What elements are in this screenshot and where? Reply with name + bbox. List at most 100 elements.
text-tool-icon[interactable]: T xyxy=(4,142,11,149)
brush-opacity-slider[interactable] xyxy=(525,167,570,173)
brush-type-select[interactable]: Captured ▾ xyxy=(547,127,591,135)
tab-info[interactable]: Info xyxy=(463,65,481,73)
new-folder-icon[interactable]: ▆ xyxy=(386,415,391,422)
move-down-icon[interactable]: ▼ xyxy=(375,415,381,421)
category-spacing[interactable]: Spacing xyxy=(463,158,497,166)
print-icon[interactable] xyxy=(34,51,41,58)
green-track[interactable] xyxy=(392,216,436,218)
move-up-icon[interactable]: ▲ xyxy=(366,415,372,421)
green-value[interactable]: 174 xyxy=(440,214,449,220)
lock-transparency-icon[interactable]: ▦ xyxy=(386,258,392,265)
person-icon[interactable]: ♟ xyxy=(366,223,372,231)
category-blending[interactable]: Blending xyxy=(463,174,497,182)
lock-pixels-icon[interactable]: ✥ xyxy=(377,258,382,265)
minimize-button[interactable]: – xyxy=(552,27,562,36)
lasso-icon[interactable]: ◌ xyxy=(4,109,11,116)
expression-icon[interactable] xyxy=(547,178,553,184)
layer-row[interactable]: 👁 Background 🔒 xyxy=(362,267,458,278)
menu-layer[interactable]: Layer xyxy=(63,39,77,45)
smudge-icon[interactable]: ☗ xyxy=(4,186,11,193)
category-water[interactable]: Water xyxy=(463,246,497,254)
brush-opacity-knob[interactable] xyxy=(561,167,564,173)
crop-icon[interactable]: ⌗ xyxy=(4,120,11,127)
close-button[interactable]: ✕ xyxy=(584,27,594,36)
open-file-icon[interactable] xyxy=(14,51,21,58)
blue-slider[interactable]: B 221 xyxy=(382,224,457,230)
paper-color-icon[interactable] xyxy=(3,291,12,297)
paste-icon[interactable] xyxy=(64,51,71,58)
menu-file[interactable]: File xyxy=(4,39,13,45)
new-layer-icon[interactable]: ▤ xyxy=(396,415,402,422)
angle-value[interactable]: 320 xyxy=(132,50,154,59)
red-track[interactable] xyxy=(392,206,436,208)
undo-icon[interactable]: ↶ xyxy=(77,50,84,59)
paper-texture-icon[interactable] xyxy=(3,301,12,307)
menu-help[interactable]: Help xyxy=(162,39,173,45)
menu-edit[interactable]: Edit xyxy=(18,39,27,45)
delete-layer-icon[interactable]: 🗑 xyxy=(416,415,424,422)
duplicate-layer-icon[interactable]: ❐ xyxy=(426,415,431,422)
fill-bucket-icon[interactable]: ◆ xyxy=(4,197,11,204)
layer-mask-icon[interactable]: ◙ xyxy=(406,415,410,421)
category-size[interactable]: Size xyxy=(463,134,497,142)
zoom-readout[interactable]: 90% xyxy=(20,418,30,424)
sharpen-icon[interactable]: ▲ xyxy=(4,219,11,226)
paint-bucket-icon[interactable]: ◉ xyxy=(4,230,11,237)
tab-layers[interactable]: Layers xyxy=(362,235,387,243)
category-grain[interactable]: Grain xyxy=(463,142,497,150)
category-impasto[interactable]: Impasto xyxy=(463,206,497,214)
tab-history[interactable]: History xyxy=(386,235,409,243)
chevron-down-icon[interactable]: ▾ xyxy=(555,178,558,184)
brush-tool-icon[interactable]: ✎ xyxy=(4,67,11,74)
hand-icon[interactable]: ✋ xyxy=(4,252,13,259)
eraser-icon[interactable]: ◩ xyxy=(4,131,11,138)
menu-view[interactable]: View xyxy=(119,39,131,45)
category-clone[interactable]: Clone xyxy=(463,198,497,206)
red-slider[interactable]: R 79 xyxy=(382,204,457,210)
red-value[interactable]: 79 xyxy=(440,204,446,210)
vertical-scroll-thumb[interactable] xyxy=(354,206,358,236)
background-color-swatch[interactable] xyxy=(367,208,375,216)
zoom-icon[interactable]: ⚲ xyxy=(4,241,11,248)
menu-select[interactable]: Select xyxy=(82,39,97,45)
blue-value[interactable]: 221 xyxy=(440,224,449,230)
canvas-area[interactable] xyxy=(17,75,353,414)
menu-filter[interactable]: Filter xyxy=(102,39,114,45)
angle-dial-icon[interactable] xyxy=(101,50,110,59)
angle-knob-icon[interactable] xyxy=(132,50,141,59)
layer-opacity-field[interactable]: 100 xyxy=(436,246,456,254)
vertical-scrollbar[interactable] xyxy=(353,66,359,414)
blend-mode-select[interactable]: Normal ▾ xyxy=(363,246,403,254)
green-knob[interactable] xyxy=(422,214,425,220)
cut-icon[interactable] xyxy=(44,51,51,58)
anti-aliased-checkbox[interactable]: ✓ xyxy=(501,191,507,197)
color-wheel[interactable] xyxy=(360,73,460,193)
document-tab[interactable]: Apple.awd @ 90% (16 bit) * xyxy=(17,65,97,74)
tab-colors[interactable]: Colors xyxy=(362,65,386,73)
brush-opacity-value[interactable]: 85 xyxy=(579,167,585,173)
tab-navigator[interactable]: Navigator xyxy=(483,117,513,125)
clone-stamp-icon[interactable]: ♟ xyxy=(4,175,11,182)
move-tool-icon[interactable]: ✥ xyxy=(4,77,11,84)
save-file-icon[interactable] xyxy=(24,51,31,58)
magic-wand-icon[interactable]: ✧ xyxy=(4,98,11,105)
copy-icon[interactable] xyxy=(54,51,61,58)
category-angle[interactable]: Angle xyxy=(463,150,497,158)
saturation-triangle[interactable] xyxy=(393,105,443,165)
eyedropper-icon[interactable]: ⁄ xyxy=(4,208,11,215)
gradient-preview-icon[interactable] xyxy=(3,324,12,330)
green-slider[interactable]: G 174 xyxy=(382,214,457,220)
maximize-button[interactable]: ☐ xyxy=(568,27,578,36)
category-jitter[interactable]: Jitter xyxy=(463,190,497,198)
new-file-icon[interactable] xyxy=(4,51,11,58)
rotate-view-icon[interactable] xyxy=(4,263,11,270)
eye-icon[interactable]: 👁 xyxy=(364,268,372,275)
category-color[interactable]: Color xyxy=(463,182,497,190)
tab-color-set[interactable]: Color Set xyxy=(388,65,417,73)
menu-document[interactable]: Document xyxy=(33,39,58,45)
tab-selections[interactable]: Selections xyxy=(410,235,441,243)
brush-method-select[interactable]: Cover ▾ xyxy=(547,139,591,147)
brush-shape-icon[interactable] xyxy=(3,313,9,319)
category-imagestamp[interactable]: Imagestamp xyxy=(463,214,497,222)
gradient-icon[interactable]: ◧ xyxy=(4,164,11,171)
- - -
**BRIEF**
Reproduce the records above verbatim, keeping every line in its original order.

**EXERCISE ANSWER**
What elements are in this screenshot and where? Reply with name + bbox. List at most 100 elements.
text-tool-icon[interactable]: T xyxy=(4,142,11,149)
brush-opacity-slider[interactable] xyxy=(525,167,570,173)
brush-type-select[interactable]: Captured ▾ xyxy=(547,127,591,135)
tab-info[interactable]: Info xyxy=(463,65,481,73)
new-folder-icon[interactable]: ▆ xyxy=(386,415,391,422)
move-down-icon[interactable]: ▼ xyxy=(375,415,381,421)
category-spacing[interactable]: Spacing xyxy=(463,158,497,166)
print-icon[interactable] xyxy=(34,51,41,58)
green-track[interactable] xyxy=(392,216,436,218)
move-up-icon[interactable]: ▲ xyxy=(366,415,372,421)
green-value[interactable]: 174 xyxy=(440,214,449,220)
lock-transparency-icon[interactable]: ▦ xyxy=(386,258,392,265)
person-icon[interactable]: ♟ xyxy=(366,223,372,231)
category-blending[interactable]: Blending xyxy=(463,174,497,182)
lock-pixels-icon[interactable]: ✥ xyxy=(377,258,382,265)
minimize-button[interactable]: – xyxy=(552,27,562,36)
lasso-icon[interactable]: ◌ xyxy=(4,109,11,116)
expression-icon[interactable] xyxy=(547,178,553,184)
layer-row[interactable]: 👁 Background 🔒 xyxy=(362,267,458,278)
menu-layer[interactable]: Layer xyxy=(63,39,77,45)
smudge-icon[interactable]: ☗ xyxy=(4,186,11,193)
category-water[interactable]: Water xyxy=(463,246,497,254)
brush-opacity-knob[interactable] xyxy=(561,167,564,173)
crop-icon[interactable]: ⌗ xyxy=(4,120,11,127)
close-button[interactable]: ✕ xyxy=(584,27,594,36)
open-file-icon[interactable] xyxy=(14,51,21,58)
blue-slider[interactable]: B 221 xyxy=(382,224,457,230)
paper-color-icon[interactable] xyxy=(3,291,12,297)
paste-icon[interactable] xyxy=(64,51,71,58)
menu-file[interactable]: File xyxy=(4,39,13,45)
new-layer-icon[interactable]: ▤ xyxy=(396,415,402,422)
angle-value[interactable]: 320 xyxy=(132,50,154,59)
red-track[interactable] xyxy=(392,206,436,208)
undo-icon[interactable]: ↶ xyxy=(77,50,84,59)
paper-texture-icon[interactable] xyxy=(3,301,12,307)
menu-help[interactable]: Help xyxy=(162,39,173,45)
menu-edit[interactable]: Edit xyxy=(18,39,27,45)
delete-layer-icon[interactable]: 🗑 xyxy=(416,415,424,422)
duplicate-layer-icon[interactable]: ❐ xyxy=(426,415,431,422)
fill-bucket-icon[interactable]: ◆ xyxy=(4,197,11,204)
layer-mask-icon[interactable]: ◙ xyxy=(406,415,410,421)
category-size[interactable]: Size xyxy=(463,134,497,142)
zoom-readout[interactable]: 90% xyxy=(20,418,30,424)
sharpen-icon[interactable]: ▲ xyxy=(4,219,11,226)
paint-bucket-icon[interactable]: ◉ xyxy=(4,230,11,237)
tab-layers[interactable]: Layers xyxy=(362,235,387,243)
category-grain[interactable]: Grain xyxy=(463,142,497,150)
category-impasto[interactable]: Impasto xyxy=(463,206,497,214)
tab-history[interactable]: History xyxy=(386,235,409,243)
chevron-down-icon[interactable]: ▾ xyxy=(555,178,558,184)
brush-tool-icon[interactable]: ✎ xyxy=(4,67,11,74)
hand-icon[interactable]: ✋ xyxy=(4,252,13,259)
eraser-icon[interactable]: ◩ xyxy=(4,131,11,138)
menu-view[interactable]: View xyxy=(119,39,131,45)
category-clone[interactable]: Clone xyxy=(463,198,497,206)
red-slider[interactable]: R 79 xyxy=(382,204,457,210)
red-value[interactable]: 79 xyxy=(440,204,446,210)
vertical-scroll-thumb[interactable] xyxy=(354,206,358,236)
background-color-swatch[interactable] xyxy=(367,208,375,216)
zoom-icon[interactable]: ⚲ xyxy=(4,241,11,248)
menu-select[interactable]: Select xyxy=(82,39,97,45)
blue-value[interactable]: 221 xyxy=(440,224,449,230)
canvas-area[interactable] xyxy=(17,75,353,414)
menu-filter[interactable]: Filter xyxy=(102,39,114,45)
angle-dial-icon[interactable] xyxy=(101,50,110,59)
angle-knob-icon[interactable] xyxy=(132,50,141,59)
layer-opacity-field[interactable]: 100 xyxy=(436,246,456,254)
vertical-scrollbar[interactable] xyxy=(353,66,359,414)
blend-mode-select[interactable]: Normal ▾ xyxy=(363,246,403,254)
green-knob[interactable] xyxy=(422,214,425,220)
cut-icon[interactable] xyxy=(44,51,51,58)
anti-aliased-checkbox[interactable]: ✓ xyxy=(501,191,507,197)
color-wheel[interactable] xyxy=(360,73,460,193)
document-tab[interactable]: Apple.awd @ 90% (16 bit) * xyxy=(17,65,97,74)
tab-colors[interactable]: Colors xyxy=(362,65,386,73)
brush-opacity-value[interactable]: 85 xyxy=(579,167,585,173)
tab-navigator[interactable]: Navigator xyxy=(483,117,513,125)
clone-stamp-icon[interactable]: ♟ xyxy=(4,175,11,182)
move-tool-icon[interactable]: ✥ xyxy=(4,77,11,84)
save-file-icon[interactable] xyxy=(24,51,31,58)
magic-wand-icon[interactable]: ✧ xyxy=(4,98,11,105)
copy-icon[interactable] xyxy=(54,51,61,58)
category-angle[interactable]: Angle xyxy=(463,150,497,158)
saturation-triangle[interactable] xyxy=(393,105,443,165)
eyedropper-icon[interactable]: ⁄ xyxy=(4,208,11,215)
gradient-preview-icon[interactable] xyxy=(3,324,12,330)
green-slider[interactable]: G 174 xyxy=(382,214,457,220)
maximize-button[interactable]: ☐ xyxy=(568,27,578,36)
category-jitter[interactable]: Jitter xyxy=(463,190,497,198)
new-file-icon[interactable] xyxy=(4,51,11,58)
rotate-view-icon[interactable] xyxy=(4,263,11,270)
eye-icon[interactable]: 👁 xyxy=(364,268,372,275)
category-color[interactable]: Color xyxy=(463,182,497,190)
tab-color-set[interactable]: Color Set xyxy=(388,65,417,73)
menu-document[interactable]: Document xyxy=(33,39,58,45)
tab-selections[interactable]: Selections xyxy=(410,235,441,243)
brush-method-select[interactable]: Cover ▾ xyxy=(547,139,591,147)
brush-shape-icon[interactable] xyxy=(3,313,9,319)
category-imagestamp[interactable]: Imagestamp xyxy=(463,214,497,222)
gradient-icon[interactable]: ◧ xyxy=(4,164,11,171)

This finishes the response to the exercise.